╭──

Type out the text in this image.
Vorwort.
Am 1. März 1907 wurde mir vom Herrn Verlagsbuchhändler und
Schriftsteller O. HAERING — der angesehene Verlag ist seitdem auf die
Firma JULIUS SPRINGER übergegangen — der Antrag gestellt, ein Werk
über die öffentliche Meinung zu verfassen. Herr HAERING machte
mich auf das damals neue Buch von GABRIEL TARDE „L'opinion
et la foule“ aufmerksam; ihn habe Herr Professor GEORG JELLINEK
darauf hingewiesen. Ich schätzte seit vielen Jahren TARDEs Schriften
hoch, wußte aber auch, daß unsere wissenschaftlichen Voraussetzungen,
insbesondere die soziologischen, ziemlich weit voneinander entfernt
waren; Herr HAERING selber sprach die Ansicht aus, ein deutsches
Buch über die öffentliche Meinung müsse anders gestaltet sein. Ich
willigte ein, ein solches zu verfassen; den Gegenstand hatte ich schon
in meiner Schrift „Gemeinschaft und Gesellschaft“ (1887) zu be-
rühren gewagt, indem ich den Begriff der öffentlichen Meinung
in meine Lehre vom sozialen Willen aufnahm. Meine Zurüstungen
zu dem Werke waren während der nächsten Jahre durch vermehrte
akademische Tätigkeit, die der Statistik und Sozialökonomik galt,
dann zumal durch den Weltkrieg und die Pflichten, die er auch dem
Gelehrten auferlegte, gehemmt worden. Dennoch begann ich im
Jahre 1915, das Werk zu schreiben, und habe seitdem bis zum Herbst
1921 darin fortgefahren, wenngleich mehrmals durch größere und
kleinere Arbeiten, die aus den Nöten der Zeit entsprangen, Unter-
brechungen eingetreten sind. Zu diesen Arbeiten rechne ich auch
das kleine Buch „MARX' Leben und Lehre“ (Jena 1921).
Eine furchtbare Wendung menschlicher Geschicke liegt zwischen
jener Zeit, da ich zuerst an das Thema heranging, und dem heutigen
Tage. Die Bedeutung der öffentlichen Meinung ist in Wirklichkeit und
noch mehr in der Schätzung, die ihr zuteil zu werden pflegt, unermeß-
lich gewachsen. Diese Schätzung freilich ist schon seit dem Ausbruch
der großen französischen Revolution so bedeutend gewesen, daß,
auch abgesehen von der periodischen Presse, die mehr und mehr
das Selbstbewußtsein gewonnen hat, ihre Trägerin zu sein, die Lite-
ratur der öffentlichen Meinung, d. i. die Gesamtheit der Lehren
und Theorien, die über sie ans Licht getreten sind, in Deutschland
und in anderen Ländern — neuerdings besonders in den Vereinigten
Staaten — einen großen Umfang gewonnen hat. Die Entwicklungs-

╰──

_Your instructions_. Each line of the material above needs to be quoted exactly, please.

_Result of this task_.
Type out the text in this image.
Vorwort.
Am 1. März 1907 wurde mir vom Herrn Verlagsbuchhändler und
Schriftsteller O. HAERING — der angesehene Verlag ist seitdem auf die
Firma JULIUS SPRINGER übergegangen — der Antrag gestellt, ein Werk
über die öffentliche Meinung zu verfassen. Herr HAERING machte
mich auf das damals neue Buch von GABRIEL TARDE „L'opinion
et la foule“ aufmerksam; ihn habe Herr Professor GEORG JELLINEK
darauf hingewiesen. Ich schätzte seit vielen Jahren TARDEs Schriften
hoch, wußte aber auch, daß unsere wissenschaftlichen Voraussetzungen,
insbesondere die soziologischen, ziemlich weit voneinander entfernt
waren; Herr HAERING selber sprach die Ansicht aus, ein deutsches
Buch über die öffentliche Meinung müsse anders gestaltet sein. Ich
willigte ein, ein solches zu verfassen; den Gegenstand hatte ich schon
in meiner Schrift „Gemeinschaft und Gesellschaft“ (1887) zu be-
rühren gewagt, indem ich den Begriff der öffentlichen Meinung
in meine Lehre vom sozialen Willen aufnahm. Meine Zurüstungen
zu dem Werke waren während der nächsten Jahre durch vermehrte
akademische Tätigkeit, die der Statistik und Sozialökonomik galt,
dann zumal durch den Weltkrieg und die Pflichten, die er auch dem
Gelehrten auferlegte, gehemmt worden. Dennoch begann ich im
Jahre 1915, das Werk zu schreiben, und habe seitdem bis zum Herbst
1921 darin fortgefahren, wenngleich mehrmals durch größere und
kleinere Arbeiten, die aus den Nöten der Zeit entsprangen, Unter-
brechungen eingetreten sind. Zu diesen Arbeiten rechne ich auch
das kleine Buch „MARX' Leben und Lehre“ (Jena 1921).
Eine furchtbare Wendung menschlicher Geschicke liegt zwischen
jener Zeit, da ich zuerst an das Thema heranging, und dem heutigen
Tage. Die Bedeutung der öffentlichen Meinung ist in Wirklichkeit und
noch mehr in der Schätzung, die ihr zuteil zu werden pflegt, unermeß-
lich gewachsen. Diese Schätzung freilich ist schon seit dem Ausbruch
der großen französischen Revolution so bedeutend gewesen, daß,
auch abgesehen von der periodischen Presse, die mehr und mehr
das Selbstbewußtsein gewonnen hat, ihre Trägerin zu sein, die Lite-
ratur der öffentlichen Meinung, d. i. die Gesamtheit der Lehren
und Theorien, die über sie ans Licht getreten sind, in Deutschland
und in anderen Ländern — neuerdings besonders in den Vereinigten
Staaten — einen großen Umfang gewonnen hat. Die Entwicklungs-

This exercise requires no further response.